What needs to be done: Using the listing below, copy every line that mentions "CRYPTO".

Material provided:

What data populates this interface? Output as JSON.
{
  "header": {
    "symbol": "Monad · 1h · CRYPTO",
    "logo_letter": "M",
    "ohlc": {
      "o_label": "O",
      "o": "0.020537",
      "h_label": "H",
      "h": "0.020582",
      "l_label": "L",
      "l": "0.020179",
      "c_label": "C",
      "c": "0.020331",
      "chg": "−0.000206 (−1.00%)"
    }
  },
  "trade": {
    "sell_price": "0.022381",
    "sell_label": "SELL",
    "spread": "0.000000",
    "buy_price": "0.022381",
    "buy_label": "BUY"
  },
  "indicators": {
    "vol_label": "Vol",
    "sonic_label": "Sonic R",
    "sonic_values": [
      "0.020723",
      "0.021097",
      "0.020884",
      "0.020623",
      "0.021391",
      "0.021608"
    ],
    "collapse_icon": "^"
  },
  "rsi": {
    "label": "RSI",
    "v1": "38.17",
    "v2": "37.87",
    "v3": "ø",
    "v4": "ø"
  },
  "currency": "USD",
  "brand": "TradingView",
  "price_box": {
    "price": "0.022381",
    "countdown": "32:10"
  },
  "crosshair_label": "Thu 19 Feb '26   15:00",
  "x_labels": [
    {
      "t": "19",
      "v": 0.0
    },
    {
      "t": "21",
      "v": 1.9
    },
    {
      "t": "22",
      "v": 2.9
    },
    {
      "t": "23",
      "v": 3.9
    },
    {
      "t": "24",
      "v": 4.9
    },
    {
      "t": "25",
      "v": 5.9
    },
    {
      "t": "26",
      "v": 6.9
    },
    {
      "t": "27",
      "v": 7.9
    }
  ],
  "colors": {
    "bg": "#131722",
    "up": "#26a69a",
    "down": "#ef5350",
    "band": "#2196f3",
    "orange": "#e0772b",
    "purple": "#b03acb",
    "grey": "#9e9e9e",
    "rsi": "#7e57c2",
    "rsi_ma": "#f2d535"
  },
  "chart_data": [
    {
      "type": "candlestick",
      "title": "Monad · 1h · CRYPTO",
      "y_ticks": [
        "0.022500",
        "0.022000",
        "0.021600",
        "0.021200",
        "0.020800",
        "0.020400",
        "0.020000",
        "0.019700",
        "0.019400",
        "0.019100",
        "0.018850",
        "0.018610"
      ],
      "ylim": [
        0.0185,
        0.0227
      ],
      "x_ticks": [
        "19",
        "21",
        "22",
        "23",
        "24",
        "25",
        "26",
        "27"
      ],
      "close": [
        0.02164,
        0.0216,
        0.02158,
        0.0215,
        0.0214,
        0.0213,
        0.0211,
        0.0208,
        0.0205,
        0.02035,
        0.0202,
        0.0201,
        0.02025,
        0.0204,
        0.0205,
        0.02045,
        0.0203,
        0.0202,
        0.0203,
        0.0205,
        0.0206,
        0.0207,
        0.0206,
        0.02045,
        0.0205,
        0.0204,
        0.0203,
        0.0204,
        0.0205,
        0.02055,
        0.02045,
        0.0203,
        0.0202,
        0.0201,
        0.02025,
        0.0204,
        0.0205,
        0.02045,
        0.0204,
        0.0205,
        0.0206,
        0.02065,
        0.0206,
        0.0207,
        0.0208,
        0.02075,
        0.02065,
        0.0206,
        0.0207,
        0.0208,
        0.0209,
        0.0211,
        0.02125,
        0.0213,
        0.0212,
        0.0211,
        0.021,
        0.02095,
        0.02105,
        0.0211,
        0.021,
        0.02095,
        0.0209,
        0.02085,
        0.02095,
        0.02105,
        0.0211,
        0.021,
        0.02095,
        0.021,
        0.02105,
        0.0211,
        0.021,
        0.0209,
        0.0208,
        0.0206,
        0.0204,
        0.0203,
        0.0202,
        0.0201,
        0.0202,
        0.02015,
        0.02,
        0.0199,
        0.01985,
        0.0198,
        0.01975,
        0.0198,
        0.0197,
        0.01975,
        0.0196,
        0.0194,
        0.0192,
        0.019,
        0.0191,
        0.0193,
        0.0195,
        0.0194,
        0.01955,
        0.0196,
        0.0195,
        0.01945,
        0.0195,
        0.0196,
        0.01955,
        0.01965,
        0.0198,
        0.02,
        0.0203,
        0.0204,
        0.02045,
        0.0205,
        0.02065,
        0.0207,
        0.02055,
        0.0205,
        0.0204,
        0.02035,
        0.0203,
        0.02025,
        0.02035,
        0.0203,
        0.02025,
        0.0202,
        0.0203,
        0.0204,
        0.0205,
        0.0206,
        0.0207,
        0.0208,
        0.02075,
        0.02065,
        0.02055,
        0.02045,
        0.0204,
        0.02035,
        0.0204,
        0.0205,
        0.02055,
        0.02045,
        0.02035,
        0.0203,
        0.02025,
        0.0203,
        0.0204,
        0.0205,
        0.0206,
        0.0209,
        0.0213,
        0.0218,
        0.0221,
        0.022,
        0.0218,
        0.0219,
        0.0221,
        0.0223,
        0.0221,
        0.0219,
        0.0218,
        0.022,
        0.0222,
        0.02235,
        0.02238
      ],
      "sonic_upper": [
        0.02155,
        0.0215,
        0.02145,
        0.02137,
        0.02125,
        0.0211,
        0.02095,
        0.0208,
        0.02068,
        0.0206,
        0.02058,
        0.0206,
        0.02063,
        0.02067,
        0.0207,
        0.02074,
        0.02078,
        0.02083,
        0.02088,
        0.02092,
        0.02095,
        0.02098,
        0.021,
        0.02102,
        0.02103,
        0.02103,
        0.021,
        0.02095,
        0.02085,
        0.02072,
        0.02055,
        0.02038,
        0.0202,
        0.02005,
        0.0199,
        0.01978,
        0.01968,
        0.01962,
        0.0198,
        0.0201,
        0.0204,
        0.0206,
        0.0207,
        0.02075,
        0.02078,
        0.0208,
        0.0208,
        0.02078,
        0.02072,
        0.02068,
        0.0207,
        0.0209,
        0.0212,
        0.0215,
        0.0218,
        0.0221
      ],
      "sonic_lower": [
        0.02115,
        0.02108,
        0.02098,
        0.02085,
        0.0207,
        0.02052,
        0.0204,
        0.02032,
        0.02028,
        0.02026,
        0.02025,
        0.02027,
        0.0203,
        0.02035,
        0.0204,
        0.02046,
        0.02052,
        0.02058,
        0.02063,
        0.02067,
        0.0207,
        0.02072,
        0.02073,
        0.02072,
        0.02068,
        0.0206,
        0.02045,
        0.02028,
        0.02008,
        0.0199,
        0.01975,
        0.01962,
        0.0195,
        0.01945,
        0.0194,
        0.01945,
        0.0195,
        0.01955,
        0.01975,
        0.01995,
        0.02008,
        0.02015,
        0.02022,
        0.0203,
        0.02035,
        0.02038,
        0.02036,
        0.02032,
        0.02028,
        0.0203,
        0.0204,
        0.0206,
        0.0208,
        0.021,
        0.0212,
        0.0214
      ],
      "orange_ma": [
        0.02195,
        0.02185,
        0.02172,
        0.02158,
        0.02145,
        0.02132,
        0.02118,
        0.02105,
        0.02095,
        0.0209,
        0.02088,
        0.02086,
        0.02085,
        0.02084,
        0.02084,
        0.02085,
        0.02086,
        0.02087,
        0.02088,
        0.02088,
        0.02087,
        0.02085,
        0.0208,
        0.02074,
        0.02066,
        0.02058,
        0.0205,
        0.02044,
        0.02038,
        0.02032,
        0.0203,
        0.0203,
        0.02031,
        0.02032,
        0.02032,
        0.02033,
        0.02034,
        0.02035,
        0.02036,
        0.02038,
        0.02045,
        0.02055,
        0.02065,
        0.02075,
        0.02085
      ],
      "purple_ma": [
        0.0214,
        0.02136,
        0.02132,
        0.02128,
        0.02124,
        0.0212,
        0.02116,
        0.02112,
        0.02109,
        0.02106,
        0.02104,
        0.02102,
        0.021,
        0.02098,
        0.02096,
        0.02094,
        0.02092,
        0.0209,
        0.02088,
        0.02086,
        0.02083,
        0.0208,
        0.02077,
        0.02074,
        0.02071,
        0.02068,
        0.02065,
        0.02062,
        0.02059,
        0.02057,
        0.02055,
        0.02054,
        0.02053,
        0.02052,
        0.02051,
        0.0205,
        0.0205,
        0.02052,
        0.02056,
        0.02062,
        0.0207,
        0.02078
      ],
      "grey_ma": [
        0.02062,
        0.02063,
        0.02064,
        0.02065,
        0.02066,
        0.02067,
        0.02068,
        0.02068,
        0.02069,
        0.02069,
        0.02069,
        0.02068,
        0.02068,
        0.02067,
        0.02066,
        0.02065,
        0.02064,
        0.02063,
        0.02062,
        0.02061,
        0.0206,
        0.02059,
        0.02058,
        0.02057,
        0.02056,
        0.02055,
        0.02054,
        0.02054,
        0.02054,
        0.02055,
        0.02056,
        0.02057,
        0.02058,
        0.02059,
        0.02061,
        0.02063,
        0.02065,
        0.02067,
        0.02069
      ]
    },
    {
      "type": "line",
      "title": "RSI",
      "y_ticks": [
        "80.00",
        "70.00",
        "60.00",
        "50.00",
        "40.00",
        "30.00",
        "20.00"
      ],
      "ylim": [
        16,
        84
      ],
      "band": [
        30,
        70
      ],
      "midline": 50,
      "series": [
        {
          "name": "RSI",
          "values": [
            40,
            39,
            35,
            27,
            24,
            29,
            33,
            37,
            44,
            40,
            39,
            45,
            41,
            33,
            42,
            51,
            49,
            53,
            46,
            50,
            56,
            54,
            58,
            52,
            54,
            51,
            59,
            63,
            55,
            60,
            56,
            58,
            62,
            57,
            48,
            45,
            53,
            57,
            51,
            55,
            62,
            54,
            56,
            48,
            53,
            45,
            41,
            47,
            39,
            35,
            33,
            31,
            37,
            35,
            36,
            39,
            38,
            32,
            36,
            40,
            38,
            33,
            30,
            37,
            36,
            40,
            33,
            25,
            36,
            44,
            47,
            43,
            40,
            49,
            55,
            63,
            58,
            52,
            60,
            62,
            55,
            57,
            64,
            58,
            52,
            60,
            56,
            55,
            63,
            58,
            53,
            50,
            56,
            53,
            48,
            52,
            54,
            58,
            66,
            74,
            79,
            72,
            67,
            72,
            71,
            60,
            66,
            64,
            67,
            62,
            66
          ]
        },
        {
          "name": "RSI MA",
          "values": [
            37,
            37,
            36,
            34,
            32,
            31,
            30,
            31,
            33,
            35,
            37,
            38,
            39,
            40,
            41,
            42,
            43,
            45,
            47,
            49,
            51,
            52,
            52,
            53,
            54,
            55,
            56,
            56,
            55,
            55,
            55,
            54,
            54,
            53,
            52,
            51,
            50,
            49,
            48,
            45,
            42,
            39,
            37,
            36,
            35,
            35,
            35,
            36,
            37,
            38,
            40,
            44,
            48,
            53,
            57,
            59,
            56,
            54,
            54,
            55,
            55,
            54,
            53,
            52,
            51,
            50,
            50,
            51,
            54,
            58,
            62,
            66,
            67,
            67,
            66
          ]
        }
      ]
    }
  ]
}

Complete response:
    "symbol": "Monad · 1h · CRYPTO",
      "title": "Monad · 1h · CRYPTO",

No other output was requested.